Every line of the material below must be repeated exactly.
******************************
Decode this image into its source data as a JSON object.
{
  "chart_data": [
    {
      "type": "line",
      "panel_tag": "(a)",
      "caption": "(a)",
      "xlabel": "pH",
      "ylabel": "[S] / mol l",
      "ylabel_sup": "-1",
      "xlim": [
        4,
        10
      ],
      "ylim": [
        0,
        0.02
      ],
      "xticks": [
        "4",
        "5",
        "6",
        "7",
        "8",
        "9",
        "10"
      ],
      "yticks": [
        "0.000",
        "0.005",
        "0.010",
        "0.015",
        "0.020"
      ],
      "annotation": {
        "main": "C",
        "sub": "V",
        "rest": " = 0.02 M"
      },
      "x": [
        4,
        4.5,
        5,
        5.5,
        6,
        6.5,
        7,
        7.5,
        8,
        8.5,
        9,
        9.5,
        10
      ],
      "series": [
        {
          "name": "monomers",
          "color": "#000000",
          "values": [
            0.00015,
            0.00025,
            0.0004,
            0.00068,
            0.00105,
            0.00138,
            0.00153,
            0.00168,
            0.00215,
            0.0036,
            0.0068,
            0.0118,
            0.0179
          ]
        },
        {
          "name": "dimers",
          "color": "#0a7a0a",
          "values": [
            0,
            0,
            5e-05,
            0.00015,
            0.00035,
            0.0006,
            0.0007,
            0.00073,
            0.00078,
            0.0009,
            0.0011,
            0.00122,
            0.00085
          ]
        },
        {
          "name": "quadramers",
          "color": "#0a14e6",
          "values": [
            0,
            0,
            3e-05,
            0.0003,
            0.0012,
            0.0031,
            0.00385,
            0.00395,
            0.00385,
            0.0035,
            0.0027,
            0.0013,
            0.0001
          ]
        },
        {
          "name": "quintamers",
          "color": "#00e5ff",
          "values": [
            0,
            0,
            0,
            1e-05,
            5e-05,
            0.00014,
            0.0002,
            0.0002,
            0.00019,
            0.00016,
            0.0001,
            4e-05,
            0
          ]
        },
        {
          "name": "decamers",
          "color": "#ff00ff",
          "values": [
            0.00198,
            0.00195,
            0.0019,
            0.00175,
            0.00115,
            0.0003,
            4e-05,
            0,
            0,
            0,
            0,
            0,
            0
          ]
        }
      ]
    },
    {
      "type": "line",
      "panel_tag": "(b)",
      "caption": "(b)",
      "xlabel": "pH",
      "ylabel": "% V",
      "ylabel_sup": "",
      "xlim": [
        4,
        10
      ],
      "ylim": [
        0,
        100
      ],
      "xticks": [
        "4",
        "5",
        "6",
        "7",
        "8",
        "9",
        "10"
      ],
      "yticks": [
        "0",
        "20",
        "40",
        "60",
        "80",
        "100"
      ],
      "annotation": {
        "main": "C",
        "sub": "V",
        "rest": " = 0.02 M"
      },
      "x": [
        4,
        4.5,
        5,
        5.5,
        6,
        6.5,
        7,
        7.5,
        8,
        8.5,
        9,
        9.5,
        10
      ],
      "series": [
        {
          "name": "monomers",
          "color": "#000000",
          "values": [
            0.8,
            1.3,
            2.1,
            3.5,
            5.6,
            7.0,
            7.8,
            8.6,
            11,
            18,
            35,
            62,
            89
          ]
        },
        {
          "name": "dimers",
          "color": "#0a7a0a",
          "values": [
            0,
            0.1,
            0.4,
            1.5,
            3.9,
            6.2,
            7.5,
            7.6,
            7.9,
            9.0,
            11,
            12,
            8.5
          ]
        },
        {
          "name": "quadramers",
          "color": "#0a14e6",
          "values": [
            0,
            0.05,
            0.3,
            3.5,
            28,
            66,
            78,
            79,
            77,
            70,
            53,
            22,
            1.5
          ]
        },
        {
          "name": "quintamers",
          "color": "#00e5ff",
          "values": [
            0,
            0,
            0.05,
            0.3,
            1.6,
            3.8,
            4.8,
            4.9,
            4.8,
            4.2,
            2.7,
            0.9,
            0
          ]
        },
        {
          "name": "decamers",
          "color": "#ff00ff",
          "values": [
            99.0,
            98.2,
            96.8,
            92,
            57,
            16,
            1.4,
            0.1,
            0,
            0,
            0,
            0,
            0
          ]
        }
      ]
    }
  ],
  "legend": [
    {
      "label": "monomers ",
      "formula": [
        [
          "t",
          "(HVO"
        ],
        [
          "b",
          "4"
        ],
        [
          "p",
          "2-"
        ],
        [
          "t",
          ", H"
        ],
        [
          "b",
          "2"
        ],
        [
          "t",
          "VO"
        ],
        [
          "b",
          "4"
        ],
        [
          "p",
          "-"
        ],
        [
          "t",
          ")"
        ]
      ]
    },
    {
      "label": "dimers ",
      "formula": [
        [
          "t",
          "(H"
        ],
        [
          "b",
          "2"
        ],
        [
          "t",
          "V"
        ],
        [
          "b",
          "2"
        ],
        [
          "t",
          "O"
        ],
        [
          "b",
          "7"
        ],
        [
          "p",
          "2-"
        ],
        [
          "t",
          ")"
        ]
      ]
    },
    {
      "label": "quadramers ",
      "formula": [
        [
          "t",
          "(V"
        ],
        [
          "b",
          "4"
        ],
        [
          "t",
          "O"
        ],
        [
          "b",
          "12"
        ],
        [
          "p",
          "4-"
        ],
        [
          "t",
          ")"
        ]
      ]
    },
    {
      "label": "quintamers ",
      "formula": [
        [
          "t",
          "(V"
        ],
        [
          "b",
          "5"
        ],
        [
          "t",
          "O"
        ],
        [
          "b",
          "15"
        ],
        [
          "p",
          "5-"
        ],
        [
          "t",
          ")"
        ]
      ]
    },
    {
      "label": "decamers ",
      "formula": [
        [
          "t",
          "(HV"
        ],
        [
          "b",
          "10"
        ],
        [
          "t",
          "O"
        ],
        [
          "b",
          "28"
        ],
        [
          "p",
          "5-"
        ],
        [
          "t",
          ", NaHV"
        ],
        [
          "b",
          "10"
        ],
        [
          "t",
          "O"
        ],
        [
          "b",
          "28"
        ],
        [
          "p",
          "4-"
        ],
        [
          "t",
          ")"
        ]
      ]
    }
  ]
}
******************************
WRITTEN SOLUTION ->
Decode this image into its source data as a JSON object.
{
  "chart_data": [
    {
      "type": "line",
      "panel_tag": "(a)",
      "caption": "(a)",
      "xlabel": "pH",
      "ylabel": "[S] / mol l",
      "ylabel_sup": "-1",
      "xlim": [
        4,
        10
      ],
      "ylim": [
        0,
        0.02
      ],
      "xticks": [
        "4",
        "5",
        "6",
        "7",
        "8",
        "9",
        "10"
      ],
      "yticks": [
        "0.000",
        "0.005",
        "0.010",
        "0.015",
        "0.020"
      ],
      "annotation": {
        "main": "C",
        "sub": "V",
        "rest": " = 0.02 M"
      },
      "x": [
        4,
        4.5,
        5,
        5.5,
        6,
        6.5,
        7,
        7.5,
        8,
        8.5,
        9,
        9.5,
        10
      ],
      "series": [
        {
          "name": "monomers",
          "color": "#000000",
          "values": [
            0.00015,
            0.00025,
            0.0004,
            0.00068,
            0.00105,
            0.00138,
            0.00153,
            0.00168,
            0.00215,
            0.0036,
            0.0068,
            0.0118,
            0.0179
          ]
        },
        {
          "name": "dimers",
          "color": "#0a7a0a",
          "values": [
            0,
            0,
            5e-05,
            0.00015,
            0.00035,
            0.0006,
            0.0007,
            0.00073,
            0.00078,
            0.0009,
            0.0011,
            0.00122,
            0.00085
          ]
        },
        {
          "name": "quadramers",
          "color": "#0a14e6",
          "values": [
            0,
            0,
            3e-05,
            0.0003,
            0.0012,
            0.0031,
            0.00385,
            0.00395,
            0.00385,
            0.0035,
            0.0027,
            0.0013,
            0.0001
          ]
        },
        {
          "name": "quintamers",
          "color": "#00e5ff",
          "values": [
            0,
            0,
            0,
            1e-05,
            5e-05,
            0.00014,
            0.0002,
            0.0002,
            0.00019,
            0.00016,
            0.0001,
            4e-05,
            0
          ]
        },
        {
          "name": "decamers",
          "color": "#ff00ff",
          "values": [
            0.00198,
            0.00195,
            0.0019,
            0.00175,
            0.00115,
            0.0003,
            4e-05,
            0,
            0,
            0,
            0,
            0,
            0
          ]
        }
      ]
    },
    {
      "type": "line",
      "panel_tag": "(b)",
      "caption": "(b)",
      "xlabel": "pH",
      "ylabel": "% V",
      "ylabel_sup": "",
      "xlim": [
        4,
        10
      ],
      "ylim": [
        0,
        100
      ],
      "xticks": [
        "4",
        "5",
        "6",
        "7",
        "8",
        "9",
        "10"
      ],
      "yticks": [
        "0",
        "20",
        "40",
        "60",
        "80",
        "100"
      ],
      "annotation": {
        "main": "C",
        "sub": "V",
        "rest": " = 0.02 M"
      },
      "x": [
        4,
        4.5,
        5,
        5.5,
        6,
        6.5,
        7,
        7.5,
        8,
        8.5,
        9,
        9.5,
        10
      ],
      "series": [
        {
          "name": "monomers",
          "color": "#000000",
          "values": [
            0.8,
            1.3,
            2.1,
            3.5,
            5.6,
            7.0,
            7.8,
            8.6,
            11,
            18,
            35,
            62,
            89
          ]
        },
        {
          "name": "dimers",
          "color": "#0a7a0a",
          "values": [
            0,
            0.1,
            0.4,
            1.5,
            3.9,
            6.2,
            7.5,
            7.6,
            7.9,
            9.0,
            11,
            12,
            8.5
          ]
        },
        {
          "name": "quadramers",
          "color": "#0a14e6",
          "values": [
            0,
            0.05,
            0.3,
            3.5,
            28,
            66,
            78,
            79,
            77,
            70,
            53,
            22,
            1.5
          ]
        },
        {
          "name": "quintamers",
          "color": "#00e5ff",
          "values": [
            0,
            0,
            0.05,
            0.3,
            1.6,
            3.8,
            4.8,
            4.9,
            4.8,
            4.2,
            2.7,
            0.9,
            0
          ]
        },
        {
          "name": "decamers",
          "color": "#ff00ff",
          "values": [
            99.0,
            98.2,
            96.8,
            92,
            57,
            16,
            1.4,
            0.1,
            0,
            0,
            0,
            0,
            0
          ]
        }
      ]
    }
  ],
  "legend": [
    {
      "label": "monomers ",
      "formula": [
        [
          "t",
          "(HVO"
        ],
        [
          "b",
          "4"
        ],
        [
          "p",
          "2-"
        ],
        [
          "t",
          ", H"
        ],
        [
          "b",
          "2"
        ],
        [
          "t",
          "VO"
        ],
        [
          "b",
          "4"
        ],
        [
          "p",
          "-"
        ],
        [
          "t",
          ")"
        ]
      ]
    },
    {
      "label": "dimers ",
      "formula": [
        [
          "t",
          "(H"
        ],
        [
          "b",
          "2"
        ],
        [
          "t",
          "V"
        ],
        [
          "b",
          "2"
        ],
        [
          "t",
          "O"
        ],
        [
          "b",
          "7"
        ],
        [
          "p",
          "2-"
        ],
        [
          "t",
          ")"
        ]
      ]
    },
    {
      "label": "quadramers ",
      "formula": [
        [
          "t",
          "(V"
        ],
        [
          "b",
          "4"
        ],
        [
          "t",
          "O"
        ],
        [
          "b",
          "12"
        ],
        [
          "p",
          "4-"
        ],
        [
          "t",
          ")"
        ]
      ]
    },
    {
      "label": "quintamers ",
      "formula": [
        [
          "t",
          "(V"
        ],
        [
          "b",
          "5"
        ],
        [
          "t",
          "O"
        ],
        [
          "b",
          "15"
        ],
        [
          "p",
          "5-"
        ],
        [
          "t",
          ")"
        ]
      ]
    },
    {
      "label": "decamers ",
      "formula": [
        [
          "t",
          "(HV"
        ],
        [
          "b",
          "10"
        ],
        [
          "t",
          "O"
        ],
        [
          "b",
          "28"
        ],
        [
          "p",
          "5-"
        ],
        [
          "t",
          ", NaHV"
        ],
        [
          "b",
          "10"
        ],
        [
          "t",
          "O"
        ],
        [
          "b",
          "28"
        ],
        [
          "p",
          "4-"
        ],
        [
          "t",
          ")"
        ]
      ]
    }
  ]
}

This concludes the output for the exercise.